Exercise objective: Find each line with the string "year" and copy it.
——————
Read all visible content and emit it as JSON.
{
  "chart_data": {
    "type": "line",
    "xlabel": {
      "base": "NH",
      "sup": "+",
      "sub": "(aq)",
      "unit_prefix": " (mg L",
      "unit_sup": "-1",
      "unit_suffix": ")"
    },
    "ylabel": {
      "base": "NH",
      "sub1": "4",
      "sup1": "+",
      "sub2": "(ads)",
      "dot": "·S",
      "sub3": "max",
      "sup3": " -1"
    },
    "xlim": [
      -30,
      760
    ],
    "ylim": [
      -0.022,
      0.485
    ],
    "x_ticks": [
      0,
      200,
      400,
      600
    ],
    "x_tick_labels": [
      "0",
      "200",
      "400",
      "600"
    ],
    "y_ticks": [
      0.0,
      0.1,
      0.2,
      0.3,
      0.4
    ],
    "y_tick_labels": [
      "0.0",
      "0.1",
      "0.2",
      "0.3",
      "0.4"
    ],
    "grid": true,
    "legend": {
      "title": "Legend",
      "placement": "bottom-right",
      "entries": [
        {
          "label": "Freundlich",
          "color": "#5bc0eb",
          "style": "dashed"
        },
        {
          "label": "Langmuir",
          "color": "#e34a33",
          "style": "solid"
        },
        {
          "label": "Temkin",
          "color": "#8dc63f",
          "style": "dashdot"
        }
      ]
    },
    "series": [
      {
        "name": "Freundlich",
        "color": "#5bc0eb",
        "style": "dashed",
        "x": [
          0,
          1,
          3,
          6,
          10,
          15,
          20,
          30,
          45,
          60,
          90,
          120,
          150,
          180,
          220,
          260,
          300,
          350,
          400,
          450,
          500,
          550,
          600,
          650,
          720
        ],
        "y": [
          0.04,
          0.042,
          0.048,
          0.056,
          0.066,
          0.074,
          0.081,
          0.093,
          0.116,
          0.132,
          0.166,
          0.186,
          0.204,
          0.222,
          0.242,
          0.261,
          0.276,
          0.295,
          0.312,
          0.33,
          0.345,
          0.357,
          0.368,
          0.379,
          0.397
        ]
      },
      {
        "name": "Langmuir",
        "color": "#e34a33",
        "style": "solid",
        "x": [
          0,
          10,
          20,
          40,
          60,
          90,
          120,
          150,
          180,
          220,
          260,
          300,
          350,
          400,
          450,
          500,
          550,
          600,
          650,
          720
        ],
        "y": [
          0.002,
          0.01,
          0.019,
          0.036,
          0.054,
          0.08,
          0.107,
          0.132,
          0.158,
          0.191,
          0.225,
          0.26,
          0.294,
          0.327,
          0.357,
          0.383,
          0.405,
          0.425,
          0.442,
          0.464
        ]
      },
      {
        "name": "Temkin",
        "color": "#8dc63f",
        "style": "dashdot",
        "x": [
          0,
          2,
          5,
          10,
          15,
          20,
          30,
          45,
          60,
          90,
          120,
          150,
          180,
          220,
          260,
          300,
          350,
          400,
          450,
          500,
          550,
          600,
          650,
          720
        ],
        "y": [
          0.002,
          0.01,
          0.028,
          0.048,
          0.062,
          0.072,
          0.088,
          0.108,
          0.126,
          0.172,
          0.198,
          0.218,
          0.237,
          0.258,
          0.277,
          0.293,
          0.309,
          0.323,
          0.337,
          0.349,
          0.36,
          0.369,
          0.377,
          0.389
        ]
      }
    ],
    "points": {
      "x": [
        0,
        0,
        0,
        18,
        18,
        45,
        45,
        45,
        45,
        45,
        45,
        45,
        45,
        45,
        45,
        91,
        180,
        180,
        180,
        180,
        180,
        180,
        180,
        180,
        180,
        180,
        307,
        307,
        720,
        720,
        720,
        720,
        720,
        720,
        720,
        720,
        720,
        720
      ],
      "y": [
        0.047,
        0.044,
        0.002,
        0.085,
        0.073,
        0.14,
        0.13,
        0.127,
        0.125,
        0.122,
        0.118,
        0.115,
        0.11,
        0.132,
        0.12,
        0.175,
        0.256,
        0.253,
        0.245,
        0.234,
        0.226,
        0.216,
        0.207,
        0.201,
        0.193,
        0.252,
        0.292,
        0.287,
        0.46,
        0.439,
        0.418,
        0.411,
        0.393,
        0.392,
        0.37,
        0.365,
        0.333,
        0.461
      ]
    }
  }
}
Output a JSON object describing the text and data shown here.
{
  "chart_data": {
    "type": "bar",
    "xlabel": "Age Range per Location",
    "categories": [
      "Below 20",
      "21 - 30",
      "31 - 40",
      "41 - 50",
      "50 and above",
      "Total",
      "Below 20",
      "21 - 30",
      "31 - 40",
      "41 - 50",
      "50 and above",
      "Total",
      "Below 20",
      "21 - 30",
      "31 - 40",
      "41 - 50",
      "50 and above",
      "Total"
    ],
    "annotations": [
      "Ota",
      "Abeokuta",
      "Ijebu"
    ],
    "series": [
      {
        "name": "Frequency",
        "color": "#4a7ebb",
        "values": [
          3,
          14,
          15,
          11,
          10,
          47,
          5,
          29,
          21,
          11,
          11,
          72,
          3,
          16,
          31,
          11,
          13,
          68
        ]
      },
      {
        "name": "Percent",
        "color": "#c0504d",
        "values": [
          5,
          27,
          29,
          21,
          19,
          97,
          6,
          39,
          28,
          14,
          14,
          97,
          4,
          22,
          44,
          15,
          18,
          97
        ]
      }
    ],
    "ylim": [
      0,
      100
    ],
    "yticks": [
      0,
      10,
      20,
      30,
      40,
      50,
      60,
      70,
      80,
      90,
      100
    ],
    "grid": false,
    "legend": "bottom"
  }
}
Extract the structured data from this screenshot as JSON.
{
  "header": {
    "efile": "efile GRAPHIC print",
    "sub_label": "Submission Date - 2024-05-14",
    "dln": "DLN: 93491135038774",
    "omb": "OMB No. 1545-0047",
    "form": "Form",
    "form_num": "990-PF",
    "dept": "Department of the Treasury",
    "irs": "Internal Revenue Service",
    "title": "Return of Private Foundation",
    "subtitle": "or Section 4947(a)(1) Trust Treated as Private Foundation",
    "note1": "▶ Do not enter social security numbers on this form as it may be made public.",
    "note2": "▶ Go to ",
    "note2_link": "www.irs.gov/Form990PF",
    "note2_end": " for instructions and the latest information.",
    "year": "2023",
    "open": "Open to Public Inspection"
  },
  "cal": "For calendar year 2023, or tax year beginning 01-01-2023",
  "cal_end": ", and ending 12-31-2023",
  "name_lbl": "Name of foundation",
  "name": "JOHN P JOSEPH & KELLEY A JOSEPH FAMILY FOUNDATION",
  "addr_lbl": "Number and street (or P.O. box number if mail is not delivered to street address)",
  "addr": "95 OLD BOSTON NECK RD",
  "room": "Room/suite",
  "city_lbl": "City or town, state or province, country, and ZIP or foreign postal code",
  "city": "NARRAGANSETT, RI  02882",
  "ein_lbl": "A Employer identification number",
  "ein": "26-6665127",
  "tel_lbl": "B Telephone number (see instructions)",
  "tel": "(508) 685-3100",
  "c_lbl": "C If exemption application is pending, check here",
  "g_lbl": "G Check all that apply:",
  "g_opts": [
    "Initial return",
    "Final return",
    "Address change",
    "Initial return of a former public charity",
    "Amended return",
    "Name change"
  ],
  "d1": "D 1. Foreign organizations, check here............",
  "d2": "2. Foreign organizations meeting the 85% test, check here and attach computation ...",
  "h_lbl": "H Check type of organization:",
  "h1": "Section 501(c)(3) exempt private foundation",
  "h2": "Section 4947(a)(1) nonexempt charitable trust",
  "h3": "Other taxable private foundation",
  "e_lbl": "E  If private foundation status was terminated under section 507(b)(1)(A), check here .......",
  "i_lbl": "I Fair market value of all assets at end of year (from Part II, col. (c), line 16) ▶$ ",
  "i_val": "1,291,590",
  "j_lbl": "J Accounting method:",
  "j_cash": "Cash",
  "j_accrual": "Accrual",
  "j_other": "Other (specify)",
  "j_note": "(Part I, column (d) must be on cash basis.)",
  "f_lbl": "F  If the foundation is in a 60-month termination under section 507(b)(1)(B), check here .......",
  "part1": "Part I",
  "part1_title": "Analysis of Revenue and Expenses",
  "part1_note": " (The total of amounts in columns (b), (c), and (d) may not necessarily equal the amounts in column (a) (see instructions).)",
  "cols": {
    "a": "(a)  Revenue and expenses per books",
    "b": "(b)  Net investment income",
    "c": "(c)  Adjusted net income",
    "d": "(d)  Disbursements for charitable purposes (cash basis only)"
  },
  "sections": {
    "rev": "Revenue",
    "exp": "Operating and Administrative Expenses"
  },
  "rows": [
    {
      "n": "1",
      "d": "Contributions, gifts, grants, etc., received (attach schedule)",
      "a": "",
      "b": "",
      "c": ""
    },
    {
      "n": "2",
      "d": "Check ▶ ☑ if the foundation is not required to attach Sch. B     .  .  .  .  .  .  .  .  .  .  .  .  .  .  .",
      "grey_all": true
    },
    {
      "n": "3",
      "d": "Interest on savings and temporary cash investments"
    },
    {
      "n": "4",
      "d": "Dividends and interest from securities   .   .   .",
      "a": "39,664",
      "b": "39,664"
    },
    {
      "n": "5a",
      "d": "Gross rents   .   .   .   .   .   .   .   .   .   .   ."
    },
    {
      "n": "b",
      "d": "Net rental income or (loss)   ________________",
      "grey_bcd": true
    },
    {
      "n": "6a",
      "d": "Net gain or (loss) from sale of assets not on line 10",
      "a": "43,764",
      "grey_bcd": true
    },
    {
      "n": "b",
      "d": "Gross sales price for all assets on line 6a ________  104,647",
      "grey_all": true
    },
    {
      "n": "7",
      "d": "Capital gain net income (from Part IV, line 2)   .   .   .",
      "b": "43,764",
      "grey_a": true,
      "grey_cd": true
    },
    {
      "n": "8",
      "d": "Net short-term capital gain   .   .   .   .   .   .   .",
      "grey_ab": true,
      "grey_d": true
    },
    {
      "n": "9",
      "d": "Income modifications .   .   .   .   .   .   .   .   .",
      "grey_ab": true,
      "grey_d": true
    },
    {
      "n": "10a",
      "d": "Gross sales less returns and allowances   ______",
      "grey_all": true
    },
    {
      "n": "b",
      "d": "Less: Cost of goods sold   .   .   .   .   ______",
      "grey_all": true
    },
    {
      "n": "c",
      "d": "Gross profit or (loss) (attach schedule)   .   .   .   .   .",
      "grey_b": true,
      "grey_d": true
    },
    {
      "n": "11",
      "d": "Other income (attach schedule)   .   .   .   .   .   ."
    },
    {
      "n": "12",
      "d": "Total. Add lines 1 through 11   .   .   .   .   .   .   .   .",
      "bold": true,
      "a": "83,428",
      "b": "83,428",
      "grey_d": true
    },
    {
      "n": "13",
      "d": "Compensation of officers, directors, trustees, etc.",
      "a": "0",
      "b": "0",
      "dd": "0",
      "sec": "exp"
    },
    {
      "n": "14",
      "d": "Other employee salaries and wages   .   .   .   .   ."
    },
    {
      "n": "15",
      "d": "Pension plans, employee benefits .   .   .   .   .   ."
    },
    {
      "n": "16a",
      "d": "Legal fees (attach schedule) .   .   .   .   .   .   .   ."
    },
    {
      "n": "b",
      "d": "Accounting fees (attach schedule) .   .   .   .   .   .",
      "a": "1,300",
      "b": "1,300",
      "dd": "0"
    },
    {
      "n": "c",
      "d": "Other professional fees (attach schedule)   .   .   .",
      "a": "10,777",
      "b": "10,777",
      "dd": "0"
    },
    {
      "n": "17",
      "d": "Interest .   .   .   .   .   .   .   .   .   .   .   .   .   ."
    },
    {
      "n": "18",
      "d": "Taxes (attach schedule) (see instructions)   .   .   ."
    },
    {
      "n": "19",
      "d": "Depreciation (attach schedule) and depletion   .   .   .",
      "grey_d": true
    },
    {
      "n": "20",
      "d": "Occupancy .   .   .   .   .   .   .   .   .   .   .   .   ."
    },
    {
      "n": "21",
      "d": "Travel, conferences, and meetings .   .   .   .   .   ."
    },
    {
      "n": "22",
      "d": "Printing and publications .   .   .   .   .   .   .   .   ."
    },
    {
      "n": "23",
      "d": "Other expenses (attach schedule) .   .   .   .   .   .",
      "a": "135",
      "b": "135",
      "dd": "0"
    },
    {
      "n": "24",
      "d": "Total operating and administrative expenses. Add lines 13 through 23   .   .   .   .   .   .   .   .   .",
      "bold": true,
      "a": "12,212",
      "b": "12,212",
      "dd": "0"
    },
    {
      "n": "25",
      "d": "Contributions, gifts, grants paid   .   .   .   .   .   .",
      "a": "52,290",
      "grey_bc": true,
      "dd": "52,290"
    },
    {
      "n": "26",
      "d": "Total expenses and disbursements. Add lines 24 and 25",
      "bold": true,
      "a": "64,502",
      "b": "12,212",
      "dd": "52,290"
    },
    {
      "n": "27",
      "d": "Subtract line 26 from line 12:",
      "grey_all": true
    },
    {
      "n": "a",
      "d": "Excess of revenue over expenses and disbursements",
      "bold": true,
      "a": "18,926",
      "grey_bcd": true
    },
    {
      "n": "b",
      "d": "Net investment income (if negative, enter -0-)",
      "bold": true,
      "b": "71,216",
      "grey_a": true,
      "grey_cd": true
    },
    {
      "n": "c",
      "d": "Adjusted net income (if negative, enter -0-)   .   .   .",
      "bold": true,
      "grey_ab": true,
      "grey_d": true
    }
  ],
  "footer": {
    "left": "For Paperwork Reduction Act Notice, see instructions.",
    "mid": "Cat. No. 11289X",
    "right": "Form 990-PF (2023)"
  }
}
——————
Answer to this task:
    "year": "2023",
  "cal": "For calendar year 2023, or tax year beginning 01-01-2023",
  "i_lbl": "I Fair market value of all assets at end of year (from Part II, col. (c), line 16) ▶$ ",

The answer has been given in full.